— begin —

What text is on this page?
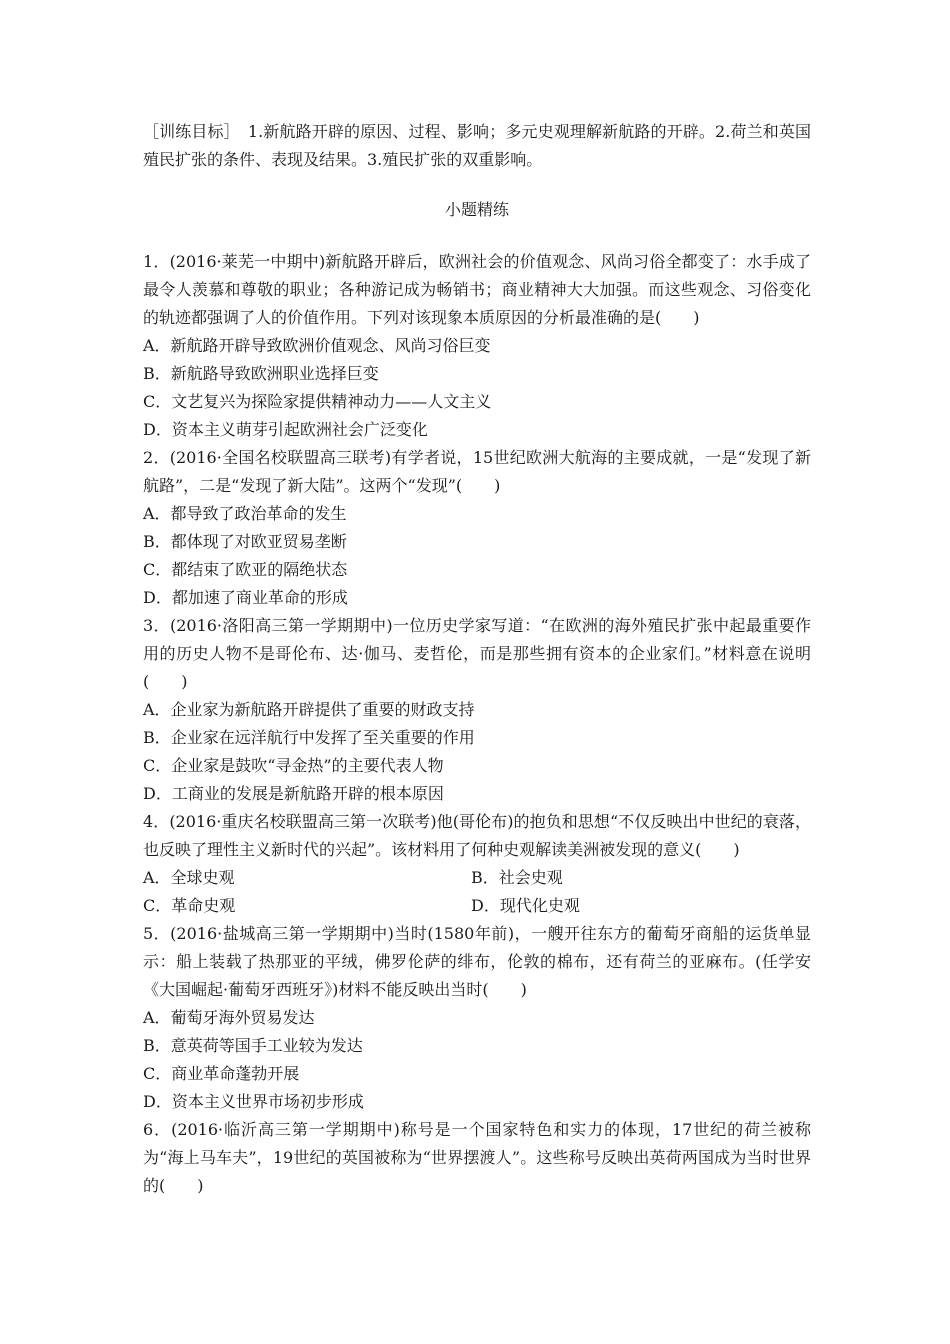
［训练目标］　1.新航路开辟的原因、过程、影响；多元史观理解新航路的开辟。2.荷兰和英国殖民扩张的条件、表现及结果。3.殖民扩张的双重影响。

小题精练

1．(2016·莱芜一中期中)新航路开辟后，欧洲社会的价值观念、风尚习俗全都变了：水手成了最令人羡慕和尊敬的职业；各种游记成为畅销书；商业精神大大加强。而这些观念、习俗变化的轨迹都强调了人的价值作用。下列对该现象本质原因的分析最准确的是(　　)

A．新航路开辟导致欧洲价值观念、风尚习俗巨变

B．新航路导致欧洲职业选择巨变

C．文艺复兴为探险家提供精神动力——人文主义

D．资本主义萌芽引起欧洲社会广泛变化

2．(2016·全国名校联盟高三联考)有学者说，15世纪欧洲大航海的主要成就，一是“发现了新航路”，二是“发现了新大陆”。这两个“发现”(　　)

A．都导致了政治革命的发生

B．都体现了对欧亚贸易垄断

C．都结束了欧亚的隔绝状态

D．都加速了商业革命的形成

3．(2016·洛阳高三第一学期期中)一位历史学家写道：“在欧洲的海外殖民扩张中起最重要作用的历史人物不是哥伦布、达·伽马、麦哲伦，而是那些拥有资本的企业家们。”材料意在说明(　　)

A．企业家为新航路开辟提供了重要的财政支持

B．企业家在远洋航行中发挥了至关重要的作用

C．企业家是鼓吹“寻金热”的主要代表人物

D．工商业的发展是新航路开辟的根本原因

4．(2016·重庆名校联盟高三第一次联考)他(哥伦布)的抱负和思想“不仅反映出中世纪的衰落，也反映了理性主义新时代的兴起”。该材料用了何种史观解读美洲被发现的意义(　　)

A．全球史观	B．社会史观

C．革命史观	D．现代化史观

5．(2016·盐城高三第一学期期中)当时(1580年前)，一艘开往东方的葡萄牙商船的运货单显示：船上装载了热那亚的平绒，佛罗伦萨的绯布，伦敦的棉布，还有荷兰的亚麻布。(任学安《大国崛起·葡萄牙西班牙》)材料不能反映出当时(　　)

A．葡萄牙海外贸易发达

B．意英荷等国手工业较为发达

C．商业革命蓬勃开展

D．资本主义世界市场初步形成

6．(2016·临沂高三第一学期期中)称号是一个国家特色和实力的体现，17世纪的荷兰被称为“海上马车夫”，19世纪的英国被称为“世界摆渡人”。这些称号反映出英荷两国成为当时世界的(　　)
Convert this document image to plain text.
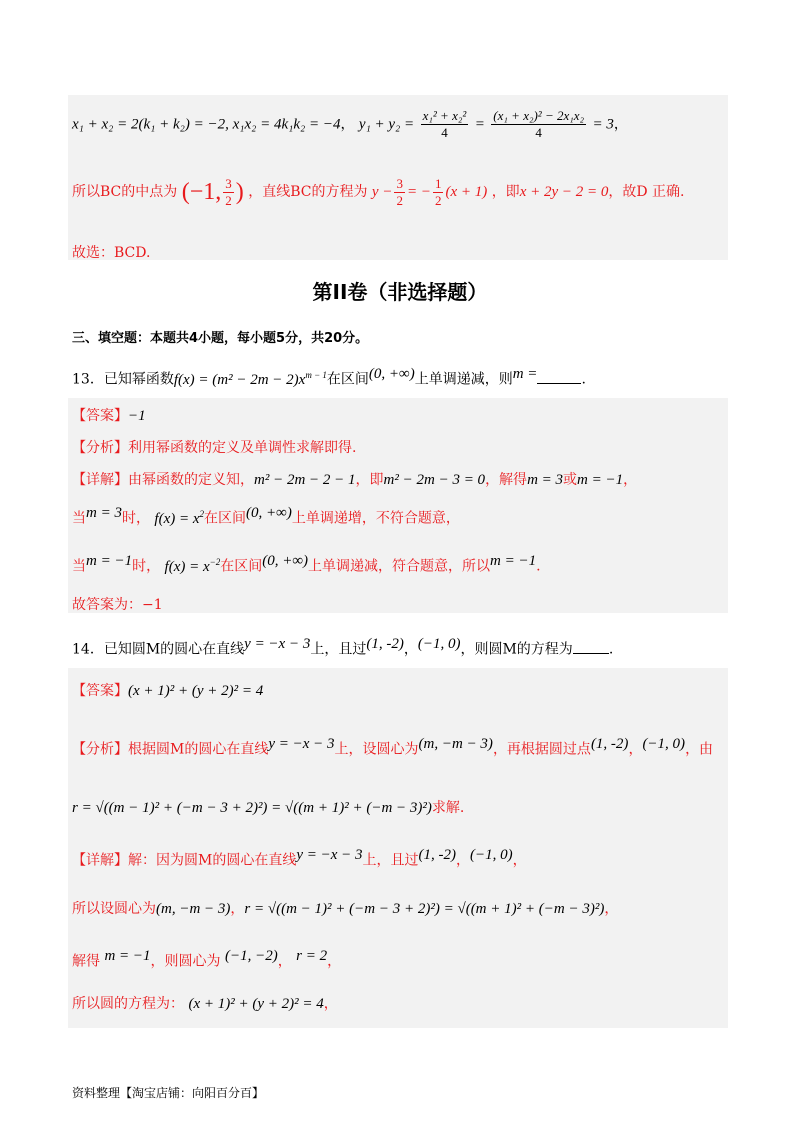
x₁ + x₂ = 2(k₁ + k₂) = −2, x₁x₂ = 4k₁k₂ = −4， $y_1 + y_2 = \frac{\text{x₁² + x₂²}}{4} = \frac{\text{(x₁ + x₂)² − 2x₁x₂}}{4} = 3$，
所以BC的中点为 (−1, $\frac{3}{2}$ ) ，直线BC的方程为 $y - \frac{3}{2}$ = − $\frac{1}{2} (x + 1)$ ，即x + 2y − 2 = 0，故D 正确.
故选：BCD.
第II卷（非选择题）
三、填空题：本题共4小题，每小题5分，共20分。
13．已知幂函数$f(x) = (m^2 - 2m - 2)x^{m - 1}$在区间$^{(0, +\infty)}$上单调递减，则$^{m =}$	.
【答案】−1
【分析】利用幂函数的定义及单调性求解即得.
【详解】由幂函数的定义知，m² − 2m − 2 − 1，即m² − 2m − 3 = 0，解得m = 3或m = −1，
当$^{m = 3}$时， $f(x) = x^2$在区间$^{(0, +\infty)}$上单调递增，不符合题意，
当$^{m = -1}$时， $f(x) = x^{-2}$在区间$^{(0, +\infty)}$上单调递减，符合题意，所以$^{m = -1}$.
故答案为：−1
14．已知圆M的圆心在直线$^{y = -x - 3}$上，且过$^{(1, -2)}$，$^{(-1, 0)}$，则圆M的方程为	.
【答案】(x + 1)² + (y + 2)² = 4
【分析】根据圆M的圆心在直线$^{y = -x - 3}$上，设圆心为$^{(m, -m - 3)}$，再根据圆过点$^{(1, -2)}$，$^{(-1, 0)}$，由
r = √((m − 1)² + (−m − 3 + 2)²) = √((m + 1)² + (−m − 3)²)求解.
【详解】解：因为圆M的圆心在直线$^{y = -x - 3}$上，且过$^{(1, -2)}$，$^{(-1, 0)}$，
所以设圆心为(m, −m − 3)，r = √((m − 1)² + (−m − 3 + 2)²) = √((m + 1)² + (−m − 3)²)，
解得 $^{m = -1}$，则圆心为 $^{(-1, -2)}$， $^{r = 2}$，
所以圆的方程为： (x + 1)² + (y + 2)² = 4，
资料整理【淘宝店铺：向阳百分百】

— end —

> [Task directions]:
Print each line of the material above exactly, with the pictures removed from your copy.

> [Correct response]:
What text is on this page?
［训练目标］　1.新航路开辟的原因、过程、影响；多元史观理解新航路的开辟。2.荷兰和英国殖民扩张的条件、表现及结果。3.殖民扩张的双重影响。

小题精练

1．(2016·莱芜一中期中)新航路开辟后，欧洲社会的价值观念、风尚习俗全都变了：水手成了最令人羡慕和尊敬的职业；各种游记成为畅销书；商业精神大大加强。而这些观念、习俗变化的轨迹都强调了人的价值作用。下列对该现象本质原因的分析最准确的是(　　)

A．新航路开辟导致欧洲价值观念、风尚习俗巨变

B．新航路导致欧洲职业选择巨变

C．文艺复兴为探险家提供精神动力——人文主义

D．资本主义萌芽引起欧洲社会广泛变化

2．(2016·全国名校联盟高三联考)有学者说，15世纪欧洲大航海的主要成就，一是“发现了新航路”，二是“发现了新大陆”。这两个“发现”(　　)

A．都导致了政治革命的发生

B．都体现了对欧亚贸易垄断

C．都结束了欧亚的隔绝状态

D．都加速了商业革命的形成

3．(2016·洛阳高三第一学期期中)一位历史学家写道：“在欧洲的海外殖民扩张中起最重要作用的历史人物不是哥伦布、达·伽马、麦哲伦，而是那些拥有资本的企业家们。”材料意在说明(　　)

A．企业家为新航路开辟提供了重要的财政支持

B．企业家在远洋航行中发挥了至关重要的作用

C．企业家是鼓吹“寻金热”的主要代表人物

D．工商业的发展是新航路开辟的根本原因

4．(2016·重庆名校联盟高三第一次联考)他(哥伦布)的抱负和思想“不仅反映出中世纪的衰落，也反映了理性主义新时代的兴起”。该材料用了何种史观解读美洲被发现的意义(　　)

A．全球史观	B．社会史观

C．革命史观	D．现代化史观

5．(2016·盐城高三第一学期期中)当时(1580年前)，一艘开往东方的葡萄牙商船的运货单显示：船上装载了热那亚的平绒，佛罗伦萨的绯布，伦敦的棉布，还有荷兰的亚麻布。(任学安《大国崛起·葡萄牙西班牙》)材料不能反映出当时(　　)

A．葡萄牙海外贸易发达

B．意英荷等国手工业较为发达

C．商业革命蓬勃开展

D．资本主义世界市场初步形成

6．(2016·临沂高三第一学期期中)称号是一个国家特色和实力的体现，17世纪的荷兰被称为“海上马车夫”，19世纪的英国被称为“世界摆渡人”。这些称号反映出英荷两国成为当时世界的(　　)
Convert this document image to plain text.
x₁ + x₂ = 2(k₁ + k₂) = −2, x₁x₂ = 4k₁k₂ = −4， $y_1 + y_2 = \frac{\text{x₁² + x₂²}}{4} = \frac{\text{(x₁ + x₂)² − 2x₁x₂}}{4} = 3$，
所以BC的中点为 (−1, $\frac{3}{2}$ ) ，直线BC的方程为 $y - \frac{3}{2}$ = − $\frac{1}{2} (x + 1)$ ，即x + 2y − 2 = 0，故D 正确.
故选：BCD.
第II卷（非选择题）
三、填空题：本题共4小题，每小题5分，共20分。
13．已知幂函数$f(x) = (m^2 - 2m - 2)x^{m - 1}$在区间$^{(0, +\infty)}$上单调递减，则$^{m =}$	.
【答案】−1
【分析】利用幂函数的定义及单调性求解即得.
【详解】由幂函数的定义知，m² − 2m − 2 − 1，即m² − 2m − 3 = 0，解得m = 3或m = −1，
当$^{m = 3}$时， $f(x) = x^2$在区间$^{(0, +\infty)}$上单调递增，不符合题意，
当$^{m = -1}$时， $f(x) = x^{-2}$在区间$^{(0, +\infty)}$上单调递减，符合题意，所以$^{m = -1}$.
故答案为：−1
14．已知圆M的圆心在直线$^{y = -x - 3}$上，且过$^{(1, -2)}$，$^{(-1, 0)}$，则圆M的方程为	.
【答案】(x + 1)² + (y + 2)² = 4
【分析】根据圆M的圆心在直线$^{y = -x - 3}$上，设圆心为$^{(m, -m - 3)}$，再根据圆过点$^{(1, -2)}$，$^{(-1, 0)}$，由
r = √((m − 1)² + (−m − 3 + 2)²) = √((m + 1)² + (−m − 3)²)求解.
【详解】解：因为圆M的圆心在直线$^{y = -x - 3}$上，且过$^{(1, -2)}$，$^{(-1, 0)}$，
所以设圆心为(m, −m − 3)，r = √((m − 1)² + (−m − 3 + 2)²) = √((m + 1)² + (−m − 3)²)，
解得 $^{m = -1}$，则圆心为 $^{(-1, -2)}$， $^{r = 2}$，
所以圆的方程为： (x + 1)² + (y + 2)² = 4，
资料整理【淘宝店铺：向阳百分百】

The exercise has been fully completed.